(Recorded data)

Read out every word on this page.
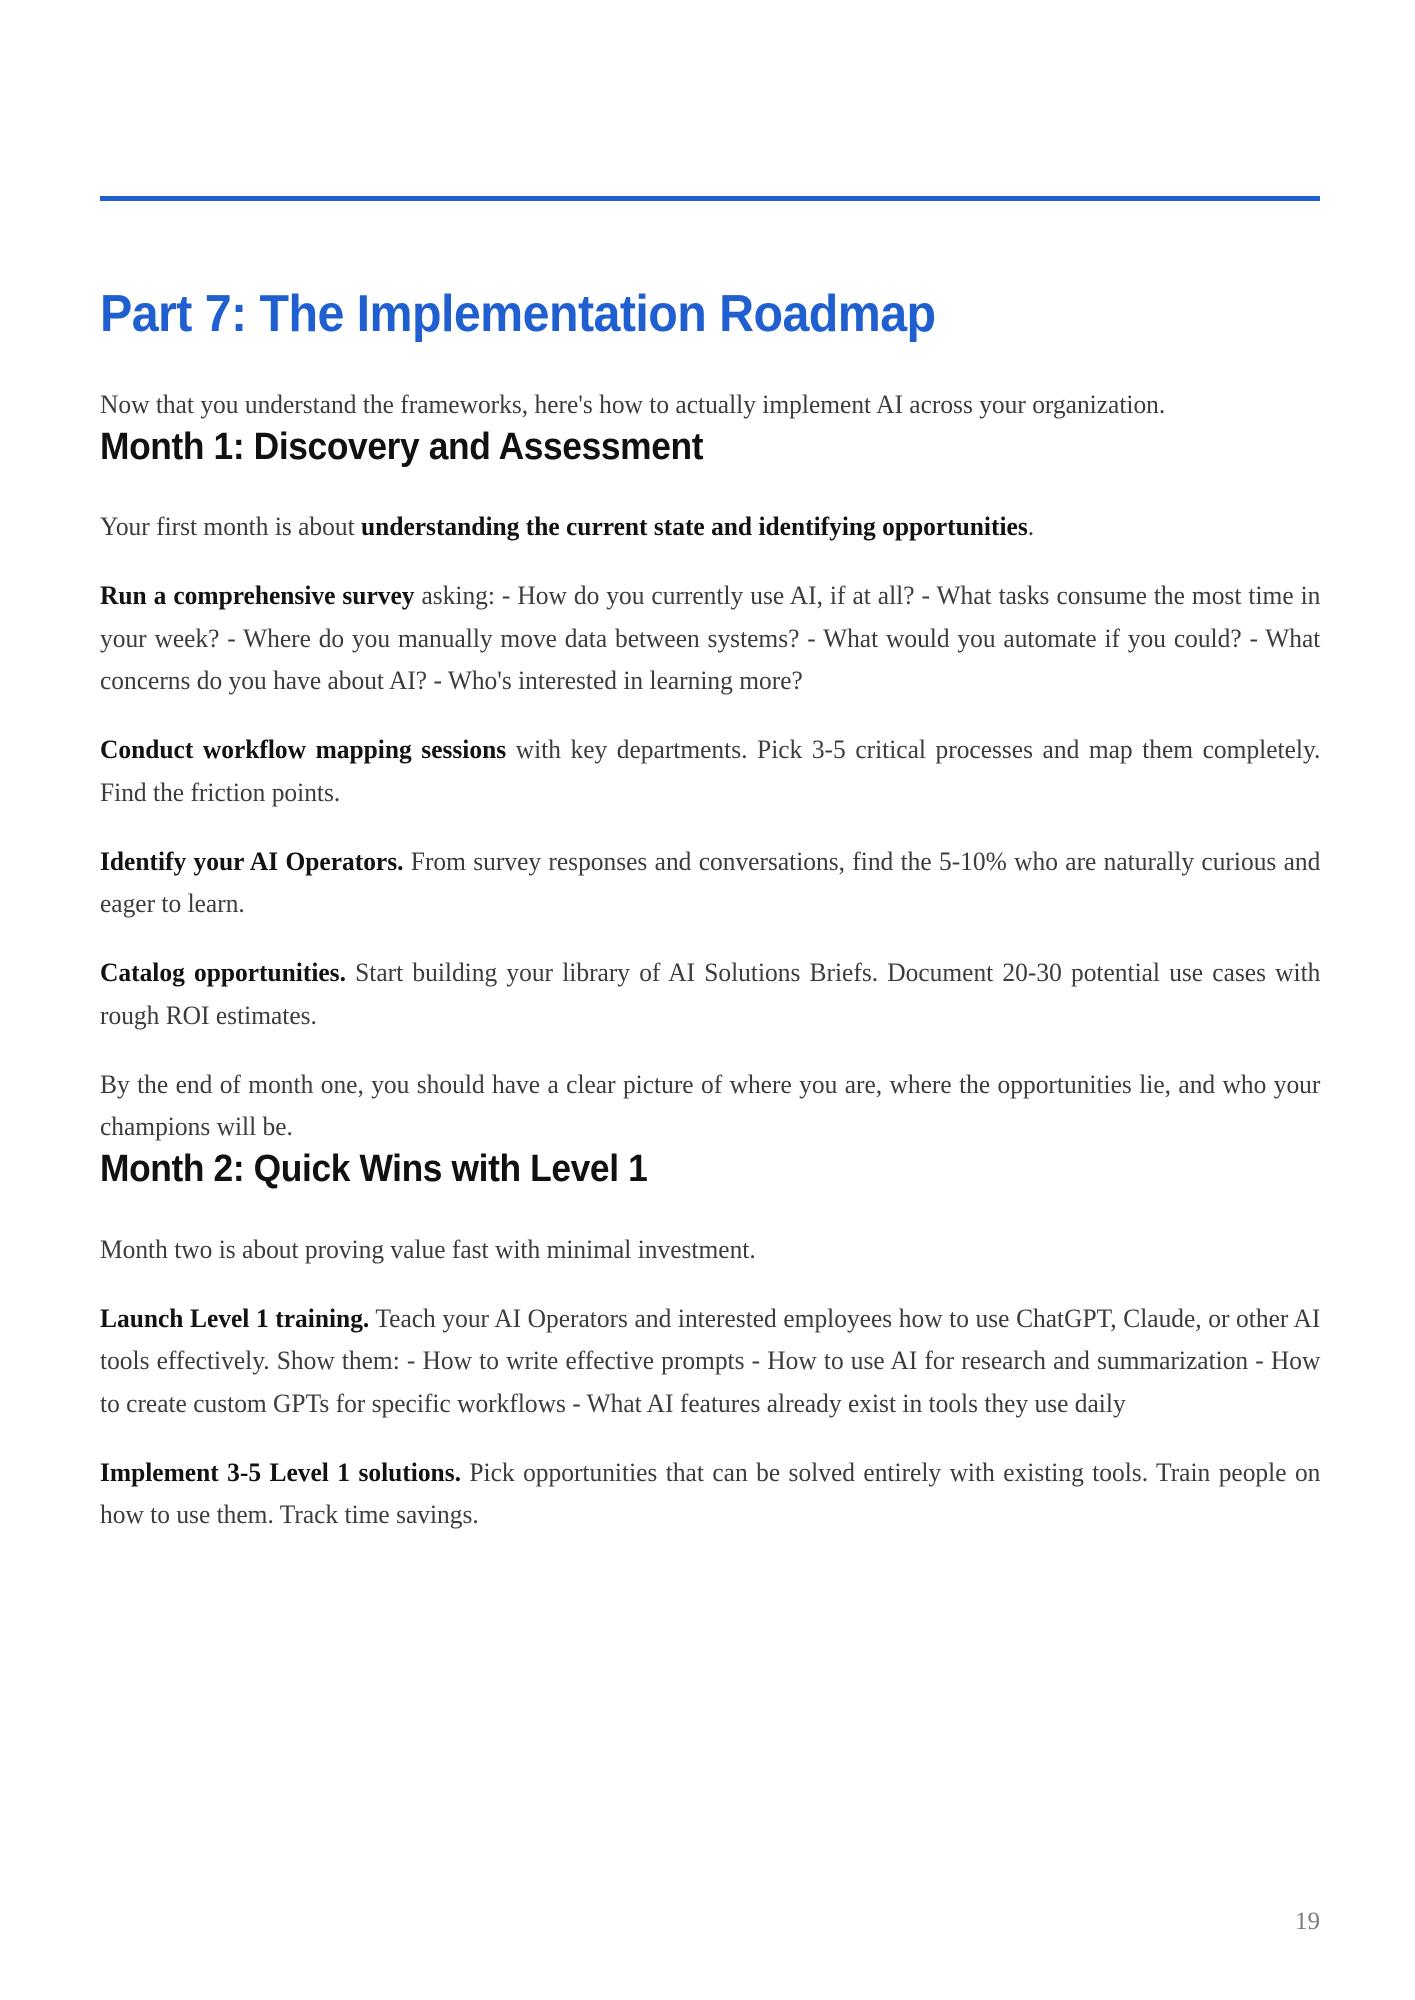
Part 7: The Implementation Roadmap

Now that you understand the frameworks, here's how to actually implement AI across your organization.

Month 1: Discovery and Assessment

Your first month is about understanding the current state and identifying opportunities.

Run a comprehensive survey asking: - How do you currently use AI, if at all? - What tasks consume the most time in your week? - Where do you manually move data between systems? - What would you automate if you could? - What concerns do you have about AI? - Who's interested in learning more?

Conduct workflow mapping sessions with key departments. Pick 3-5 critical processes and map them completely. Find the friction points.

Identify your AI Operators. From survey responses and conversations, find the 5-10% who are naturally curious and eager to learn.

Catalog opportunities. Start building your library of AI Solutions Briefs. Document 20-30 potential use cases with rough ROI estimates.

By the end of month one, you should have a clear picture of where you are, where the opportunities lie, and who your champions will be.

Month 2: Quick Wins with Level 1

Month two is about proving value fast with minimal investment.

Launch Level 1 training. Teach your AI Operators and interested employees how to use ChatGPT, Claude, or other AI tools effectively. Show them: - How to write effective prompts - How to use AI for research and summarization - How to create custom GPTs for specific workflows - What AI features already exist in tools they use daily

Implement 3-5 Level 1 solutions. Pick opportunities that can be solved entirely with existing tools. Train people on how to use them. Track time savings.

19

**WRITTEN REQUEST**
Search the data for "Operators". Copy every matching line.

**ANSWER TO THE PROBLEM**
Identify your AI Operators. From survey responses and conversations, find the 5-10% who are naturally curious and eager to learn.
Launch Level 1 training. Teach your AI Operators and interested employees how to use ChatGPT, Claude, or other AI tools effectively. Show them: - How to write effective prompts - How to use AI for research and summarization - How to create custom GPTs for specific workflows - What AI features already exist in tools they use daily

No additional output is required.